**Exercise brief**
Copy all lines below exactly as written. Leave pictures out.

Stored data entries
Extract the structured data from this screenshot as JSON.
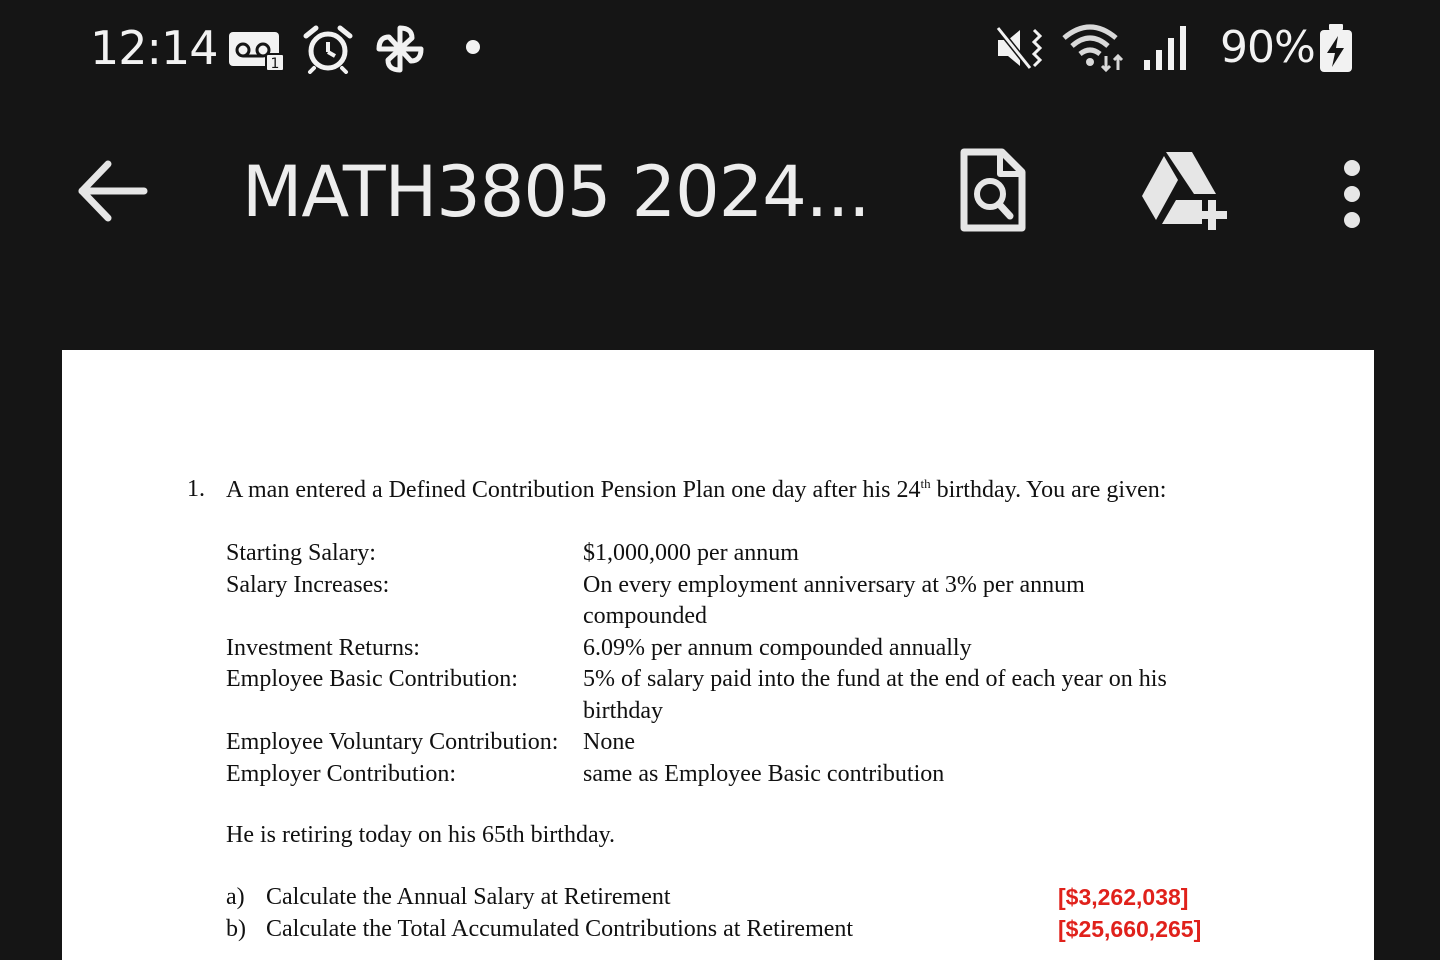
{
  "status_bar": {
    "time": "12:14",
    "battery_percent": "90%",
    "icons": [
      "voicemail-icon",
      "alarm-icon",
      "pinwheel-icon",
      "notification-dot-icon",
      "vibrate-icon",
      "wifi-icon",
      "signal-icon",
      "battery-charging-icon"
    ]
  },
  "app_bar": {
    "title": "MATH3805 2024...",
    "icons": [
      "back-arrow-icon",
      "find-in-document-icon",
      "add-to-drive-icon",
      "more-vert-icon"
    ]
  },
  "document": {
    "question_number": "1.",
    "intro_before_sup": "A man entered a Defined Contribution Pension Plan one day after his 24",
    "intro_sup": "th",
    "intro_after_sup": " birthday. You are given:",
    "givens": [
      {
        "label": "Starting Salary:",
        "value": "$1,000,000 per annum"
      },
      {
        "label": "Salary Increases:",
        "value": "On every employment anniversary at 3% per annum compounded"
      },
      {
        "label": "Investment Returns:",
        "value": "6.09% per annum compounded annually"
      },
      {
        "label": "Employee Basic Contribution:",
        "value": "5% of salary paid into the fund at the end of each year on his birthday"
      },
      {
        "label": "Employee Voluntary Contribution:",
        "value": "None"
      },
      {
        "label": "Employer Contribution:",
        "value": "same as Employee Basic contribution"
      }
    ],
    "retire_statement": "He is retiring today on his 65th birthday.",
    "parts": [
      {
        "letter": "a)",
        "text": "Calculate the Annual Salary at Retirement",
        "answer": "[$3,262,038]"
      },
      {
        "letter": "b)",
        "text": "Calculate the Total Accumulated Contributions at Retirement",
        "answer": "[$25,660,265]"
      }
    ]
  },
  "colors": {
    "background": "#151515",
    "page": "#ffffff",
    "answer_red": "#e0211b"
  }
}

**The output**
Extract the structured data from this screenshot as JSON.
{
  "status_bar": {
    "time": "12:14",
    "battery_percent": "90%",
    "icons": [
      "voicemail-icon",
      "alarm-icon",
      "pinwheel-icon",
      "notification-dot-icon",
      "vibrate-icon",
      "wifi-icon",
      "signal-icon",
      "battery-charging-icon"
    ]
  },
  "app_bar": {
    "title": "MATH3805 2024...",
    "icons": [
      "back-arrow-icon",
      "find-in-document-icon",
      "add-to-drive-icon",
      "more-vert-icon"
    ]
  },
  "document": {
    "question_number": "1.",
    "intro_before_sup": "A man entered a Defined Contribution Pension Plan one day after his 24",
    "intro_sup": "th",
    "intro_after_sup": " birthday. You are given:",
    "givens": [
      {
        "label": "Starting Salary:",
        "value": "$1,000,000 per annum"
      },
      {
        "label": "Salary Increases:",
        "value": "On every employment anniversary at 3% per annum compounded"
      },
      {
        "label": "Investment Returns:",
        "value": "6.09% per annum compounded annually"
      },
      {
        "label": "Employee Basic Contribution:",
        "value": "5% of salary paid into the fund at the end of each year on his birthday"
      },
      {
        "label": "Employee Voluntary Contribution:",
        "value": "None"
      },
      {
        "label": "Employer Contribution:",
        "value": "same as Employee Basic contribution"
      }
    ],
    "retire_statement": "He is retiring today on his 65th birthday.",
    "parts": [
      {
        "letter": "a)",
        "text": "Calculate the Annual Salary at Retirement",
        "answer": "[$3,262,038]"
      },
      {
        "letter": "b)",
        "text": "Calculate the Total Accumulated Contributions at Retirement",
        "answer": "[$25,660,265]"
      }
    ]
  },
  "colors": {
    "background": "#151515",
    "page": "#ffffff",
    "answer_red": "#e0211b"
  }
}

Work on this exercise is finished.